# [Aim of the task]
Count every line of the material that holds the string "dann". Respond with the total only.
═══ Data for the task ═══
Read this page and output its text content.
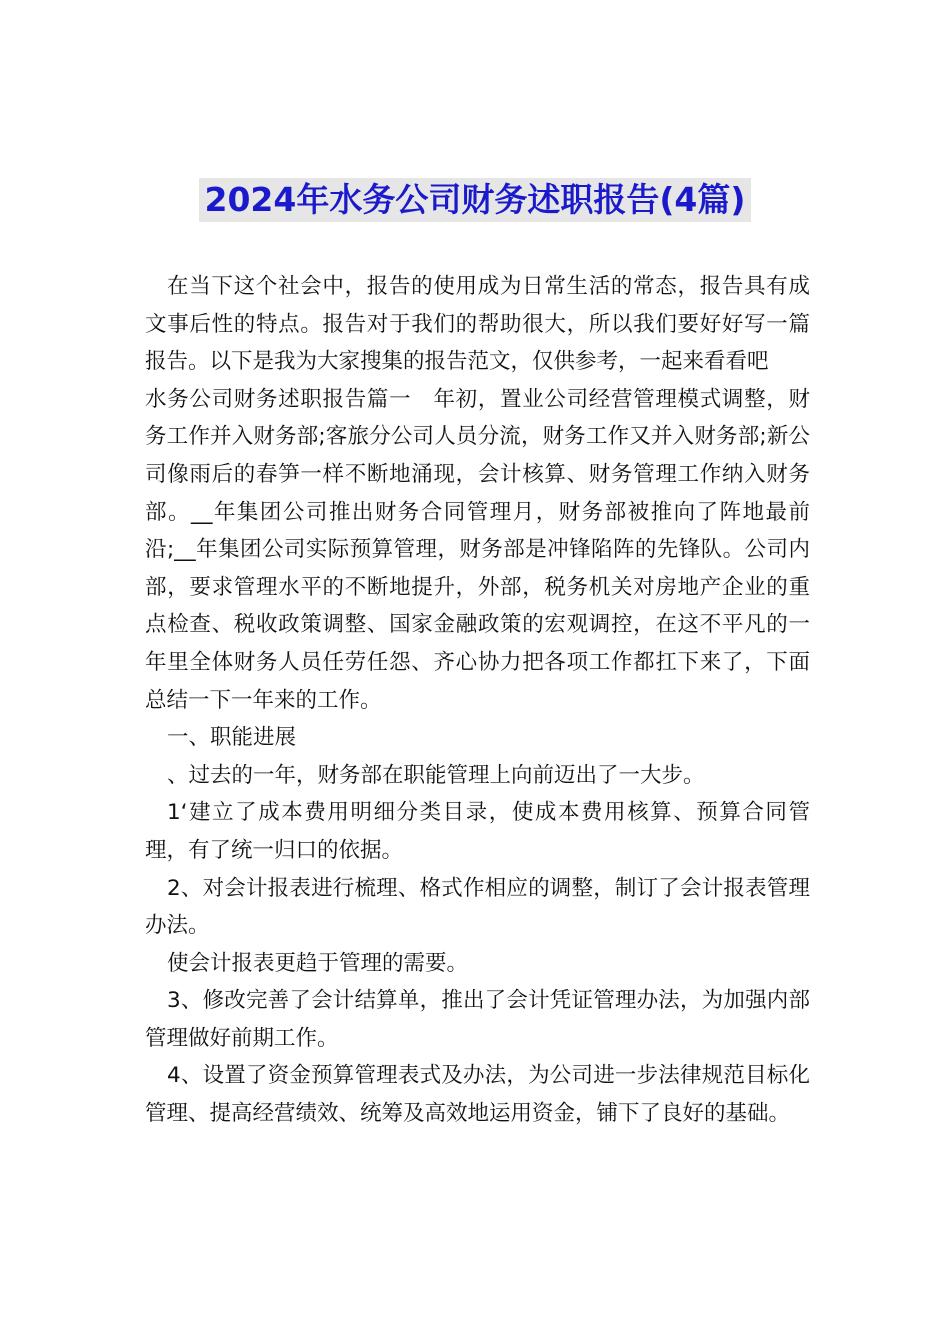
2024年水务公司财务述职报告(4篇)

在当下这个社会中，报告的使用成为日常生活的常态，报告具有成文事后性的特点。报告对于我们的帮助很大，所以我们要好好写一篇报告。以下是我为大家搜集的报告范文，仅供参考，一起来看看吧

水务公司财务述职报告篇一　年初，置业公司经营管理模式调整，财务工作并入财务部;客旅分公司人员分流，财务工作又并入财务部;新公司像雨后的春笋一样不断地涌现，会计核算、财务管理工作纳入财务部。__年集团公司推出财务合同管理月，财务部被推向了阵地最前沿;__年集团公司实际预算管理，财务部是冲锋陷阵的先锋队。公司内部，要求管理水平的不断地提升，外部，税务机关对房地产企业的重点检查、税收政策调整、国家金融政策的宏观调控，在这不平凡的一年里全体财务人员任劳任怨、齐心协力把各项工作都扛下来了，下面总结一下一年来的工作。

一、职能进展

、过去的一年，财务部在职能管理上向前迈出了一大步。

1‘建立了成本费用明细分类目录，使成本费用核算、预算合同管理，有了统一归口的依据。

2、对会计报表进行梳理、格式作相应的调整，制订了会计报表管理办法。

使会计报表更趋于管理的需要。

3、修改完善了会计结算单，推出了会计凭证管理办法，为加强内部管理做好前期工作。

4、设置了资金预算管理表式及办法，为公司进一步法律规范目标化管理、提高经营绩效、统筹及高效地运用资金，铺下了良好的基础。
═══
═══ Data for the task ═══
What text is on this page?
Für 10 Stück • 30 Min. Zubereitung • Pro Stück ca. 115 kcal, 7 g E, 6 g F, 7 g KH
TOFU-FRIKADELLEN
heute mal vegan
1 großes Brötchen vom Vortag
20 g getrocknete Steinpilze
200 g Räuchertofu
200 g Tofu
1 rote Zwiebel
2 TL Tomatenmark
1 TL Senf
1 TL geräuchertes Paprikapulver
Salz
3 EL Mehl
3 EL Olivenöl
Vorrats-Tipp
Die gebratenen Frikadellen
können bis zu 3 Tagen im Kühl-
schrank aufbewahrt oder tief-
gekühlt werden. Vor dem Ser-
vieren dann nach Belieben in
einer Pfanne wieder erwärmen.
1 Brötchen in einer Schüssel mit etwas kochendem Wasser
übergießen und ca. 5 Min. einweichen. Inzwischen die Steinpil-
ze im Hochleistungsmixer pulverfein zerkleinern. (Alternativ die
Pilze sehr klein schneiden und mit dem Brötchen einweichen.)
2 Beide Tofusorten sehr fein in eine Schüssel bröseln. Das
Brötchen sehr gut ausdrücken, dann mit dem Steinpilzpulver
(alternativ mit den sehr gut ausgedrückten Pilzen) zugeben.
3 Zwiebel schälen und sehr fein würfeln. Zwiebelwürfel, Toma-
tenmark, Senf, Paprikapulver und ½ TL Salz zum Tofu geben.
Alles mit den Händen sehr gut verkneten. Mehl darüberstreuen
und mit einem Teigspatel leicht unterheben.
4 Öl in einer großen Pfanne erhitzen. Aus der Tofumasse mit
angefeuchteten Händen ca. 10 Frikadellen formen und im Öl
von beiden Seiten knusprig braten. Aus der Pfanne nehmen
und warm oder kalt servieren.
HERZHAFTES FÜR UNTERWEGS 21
═══
# [The solution]
2